------ Material provided ------
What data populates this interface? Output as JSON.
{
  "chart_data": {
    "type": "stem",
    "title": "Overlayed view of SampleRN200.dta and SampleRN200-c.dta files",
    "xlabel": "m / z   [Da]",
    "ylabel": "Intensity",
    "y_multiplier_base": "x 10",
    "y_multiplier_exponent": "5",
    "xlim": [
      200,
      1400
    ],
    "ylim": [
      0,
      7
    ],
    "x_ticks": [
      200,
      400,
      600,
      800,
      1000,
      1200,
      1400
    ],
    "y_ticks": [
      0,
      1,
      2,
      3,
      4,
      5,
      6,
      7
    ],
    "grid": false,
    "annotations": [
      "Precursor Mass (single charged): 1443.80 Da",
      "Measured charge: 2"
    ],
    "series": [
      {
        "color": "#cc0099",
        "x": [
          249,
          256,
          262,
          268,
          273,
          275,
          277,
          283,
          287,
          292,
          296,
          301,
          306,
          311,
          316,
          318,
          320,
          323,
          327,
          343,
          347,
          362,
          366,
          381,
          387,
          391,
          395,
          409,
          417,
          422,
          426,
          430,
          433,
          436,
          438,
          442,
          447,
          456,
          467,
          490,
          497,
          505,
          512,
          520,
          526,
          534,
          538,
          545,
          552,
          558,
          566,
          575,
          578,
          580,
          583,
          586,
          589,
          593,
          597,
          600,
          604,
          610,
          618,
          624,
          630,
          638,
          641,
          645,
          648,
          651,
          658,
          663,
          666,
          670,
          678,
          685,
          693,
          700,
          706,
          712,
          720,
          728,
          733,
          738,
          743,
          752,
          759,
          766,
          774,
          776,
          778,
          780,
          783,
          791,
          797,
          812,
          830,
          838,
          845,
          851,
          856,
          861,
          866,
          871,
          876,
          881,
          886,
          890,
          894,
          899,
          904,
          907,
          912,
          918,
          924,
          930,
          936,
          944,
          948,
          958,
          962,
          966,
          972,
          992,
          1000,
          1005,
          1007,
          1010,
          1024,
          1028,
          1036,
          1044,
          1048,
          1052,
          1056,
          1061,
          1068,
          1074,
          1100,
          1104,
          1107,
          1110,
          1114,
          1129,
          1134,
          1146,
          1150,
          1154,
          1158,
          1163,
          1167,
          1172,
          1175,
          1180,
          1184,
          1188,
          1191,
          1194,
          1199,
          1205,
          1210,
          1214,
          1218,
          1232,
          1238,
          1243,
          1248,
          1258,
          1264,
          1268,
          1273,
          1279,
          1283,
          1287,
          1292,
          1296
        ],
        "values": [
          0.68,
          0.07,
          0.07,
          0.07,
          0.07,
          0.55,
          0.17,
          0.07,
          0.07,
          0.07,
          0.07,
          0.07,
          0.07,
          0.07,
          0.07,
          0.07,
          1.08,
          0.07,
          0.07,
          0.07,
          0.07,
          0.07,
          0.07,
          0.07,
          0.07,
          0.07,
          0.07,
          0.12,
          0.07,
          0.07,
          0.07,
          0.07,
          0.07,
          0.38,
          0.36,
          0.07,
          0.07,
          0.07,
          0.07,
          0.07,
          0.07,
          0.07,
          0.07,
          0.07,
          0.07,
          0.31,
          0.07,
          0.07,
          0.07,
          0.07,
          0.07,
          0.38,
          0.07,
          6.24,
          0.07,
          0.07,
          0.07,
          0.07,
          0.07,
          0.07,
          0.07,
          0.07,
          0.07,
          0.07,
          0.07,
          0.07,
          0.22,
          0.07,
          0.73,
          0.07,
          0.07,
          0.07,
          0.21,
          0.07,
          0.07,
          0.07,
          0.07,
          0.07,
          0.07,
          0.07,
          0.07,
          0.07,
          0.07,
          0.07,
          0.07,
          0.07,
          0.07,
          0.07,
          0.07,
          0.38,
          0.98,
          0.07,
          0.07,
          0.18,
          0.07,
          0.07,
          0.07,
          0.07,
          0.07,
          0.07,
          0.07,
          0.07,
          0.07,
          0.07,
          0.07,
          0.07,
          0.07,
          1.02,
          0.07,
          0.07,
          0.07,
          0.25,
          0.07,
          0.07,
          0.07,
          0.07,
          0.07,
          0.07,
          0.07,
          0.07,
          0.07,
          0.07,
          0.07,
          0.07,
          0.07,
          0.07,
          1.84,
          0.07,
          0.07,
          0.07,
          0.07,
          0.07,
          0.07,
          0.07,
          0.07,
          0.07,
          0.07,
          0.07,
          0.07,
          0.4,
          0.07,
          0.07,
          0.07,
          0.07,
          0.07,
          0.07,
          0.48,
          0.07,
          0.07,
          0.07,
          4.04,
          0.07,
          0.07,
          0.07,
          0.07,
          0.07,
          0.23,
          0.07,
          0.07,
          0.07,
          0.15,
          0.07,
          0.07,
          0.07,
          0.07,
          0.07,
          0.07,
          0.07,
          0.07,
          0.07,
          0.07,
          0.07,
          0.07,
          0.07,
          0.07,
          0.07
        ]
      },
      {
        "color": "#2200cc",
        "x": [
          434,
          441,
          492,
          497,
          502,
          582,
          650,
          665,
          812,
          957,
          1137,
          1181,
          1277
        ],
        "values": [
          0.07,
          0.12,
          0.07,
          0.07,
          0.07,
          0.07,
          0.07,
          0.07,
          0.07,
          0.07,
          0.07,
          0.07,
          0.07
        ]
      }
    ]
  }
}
------
Given request: Output each record exactly, leaving nothing out.

Output of the exercise:
What data populates this interface? Output as JSON.
{
  "chart_data": {
    "type": "stem",
    "title": "Overlayed view of SampleRN200.dta and SampleRN200-c.dta files",
    "xlabel": "m / z   [Da]",
    "ylabel": "Intensity",
    "y_multiplier_base": "x 10",
    "y_multiplier_exponent": "5",
    "xlim": [
      200,
      1400
    ],
    "ylim": [
      0,
      7
    ],
    "x_ticks": [
      200,
      400,
      600,
      800,
      1000,
      1200,
      1400
    ],
    "y_ticks": [
      0,
      1,
      2,
      3,
      4,
      5,
      6,
      7
    ],
    "grid": false,
    "annotations": [
      "Precursor Mass (single charged): 1443.80 Da",
      "Measured charge: 2"
    ],
    "series": [
      {
        "color": "#cc0099",
        "x": [
          249,
          256,
          262,
          268,
          273,
          275,
          277,
          283,
          287,
          292,
          296,
          301,
          306,
          311,
          316,
          318,
          320,
          323,
          327,
          343,
          347,
          362,
          366,
          381,
          387,
          391,
          395,
          409,
          417,
          422,
          426,
          430,
          433,
          436,
          438,
          442,
          447,
          456,
          467,
          490,
          497,
          505,
          512,
          520,
          526,
          534,
          538,
          545,
          552,
          558,
          566,
          575,
          578,
          580,
          583,
          586,
          589,
          593,
          597,
          600,
          604,
          610,
          618,
          624,
          630,
          638,
          641,
          645,
          648,
          651,
          658,
          663,
          666,
          670,
          678,
          685,
          693,
          700,
          706,
          712,
          720,
          728,
          733,
          738,
          743,
          752,
          759,
          766,
          774,
          776,
          778,
          780,
          783,
          791,
          797,
          812,
          830,
          838,
          845,
          851,
          856,
          861,
          866,
          871,
          876,
          881,
          886,
          890,
          894,
          899,
          904,
          907,
          912,
          918,
          924,
          930,
          936,
          944,
          948,
          958,
          962,
          966,
          972,
          992,
          1000,
          1005,
          1007,
          1010,
          1024,
          1028,
          1036,
          1044,
          1048,
          1052,
          1056,
          1061,
          1068,
          1074,
          1100,
          1104,
          1107,
          1110,
          1114,
          1129,
          1134,
          1146,
          1150,
          1154,
          1158,
          1163,
          1167,
          1172,
          1175,
          1180,
          1184,
          1188,
          1191,
          1194,
          1199,
          1205,
          1210,
          1214,
          1218,
          1232,
          1238,
          1243,
          1248,
          1258,
          1264,
          1268,
          1273,
          1279,
          1283,
          1287,
          1292,
          1296
        ],
        "values": [
          0.68,
          0.07,
          0.07,
          0.07,
          0.07,
          0.55,
          0.17,
          0.07,
          0.07,
          0.07,
          0.07,
          0.07,
          0.07,
          0.07,
          0.07,
          0.07,
          1.08,
          0.07,
          0.07,
          0.07,
          0.07,
          0.07,
          0.07,
          0.07,
          0.07,
          0.07,
          0.07,
          0.12,
          0.07,
          0.07,
          0.07,
          0.07,
          0.07,
          0.38,
          0.36,
          0.07,
          0.07,
          0.07,
          0.07,
          0.07,
          0.07,
          0.07,
          0.07,
          0.07,
          0.07,
          0.31,
          0.07,
          0.07,
          0.07,
          0.07,
          0.07,
          0.38,
          0.07,
          6.24,
          0.07,
          0.07,
          0.07,
          0.07,
          0.07,
          0.07,
          0.07,
          0.07,
          0.07,
          0.07,
          0.07,
          0.07,
          0.22,
          0.07,
          0.73,
          0.07,
          0.07,
          0.07,
          0.21,
          0.07,
          0.07,
          0.07,
          0.07,
          0.07,
          0.07,
          0.07,
          0.07,
          0.07,
          0.07,
          0.07,
          0.07,
          0.07,
          0.07,
          0.07,
          0.07,
          0.38,
          0.98,
          0.07,
          0.07,
          0.18,
          0.07,
          0.07,
          0.07,
          0.07,
          0.07,
          0.07,
          0.07,
          0.07,
          0.07,
          0.07,
          0.07,
          0.07,
          0.07,
          1.02,
          0.07,
          0.07,
          0.07,
          0.25,
          0.07,
          0.07,
          0.07,
          0.07,
          0.07,
          0.07,
          0.07,
          0.07,
          0.07,
          0.07,
          0.07,
          0.07,
          0.07,
          0.07,
          1.84,
          0.07,
          0.07,
          0.07,
          0.07,
          0.07,
          0.07,
          0.07,
          0.07,
          0.07,
          0.07,
          0.07,
          0.07,
          0.4,
          0.07,
          0.07,
          0.07,
          0.07,
          0.07,
          0.07,
          0.48,
          0.07,
          0.07,
          0.07,
          4.04,
          0.07,
          0.07,
          0.07,
          0.07,
          0.07,
          0.23,
          0.07,
          0.07,
          0.07,
          0.15,
          0.07,
          0.07,
          0.07,
          0.07,
          0.07,
          0.07,
          0.07,
          0.07,
          0.07,
          0.07,
          0.07,
          0.07,
          0.07,
          0.07,
          0.07
        ]
      },
      {
        "color": "#2200cc",
        "x": [
          434,
          441,
          492,
          497,
          502,
          582,
          650,
          665,
          812,
          957,
          1137,
          1181,
          1277
        ],
        "values": [
          0.07,
          0.12,
          0.07,
          0.07,
          0.07,
          0.07,
          0.07,
          0.07,
          0.07,
          0.07,
          0.07,
          0.07,
          0.07
        ]
      }
    ]
  }
}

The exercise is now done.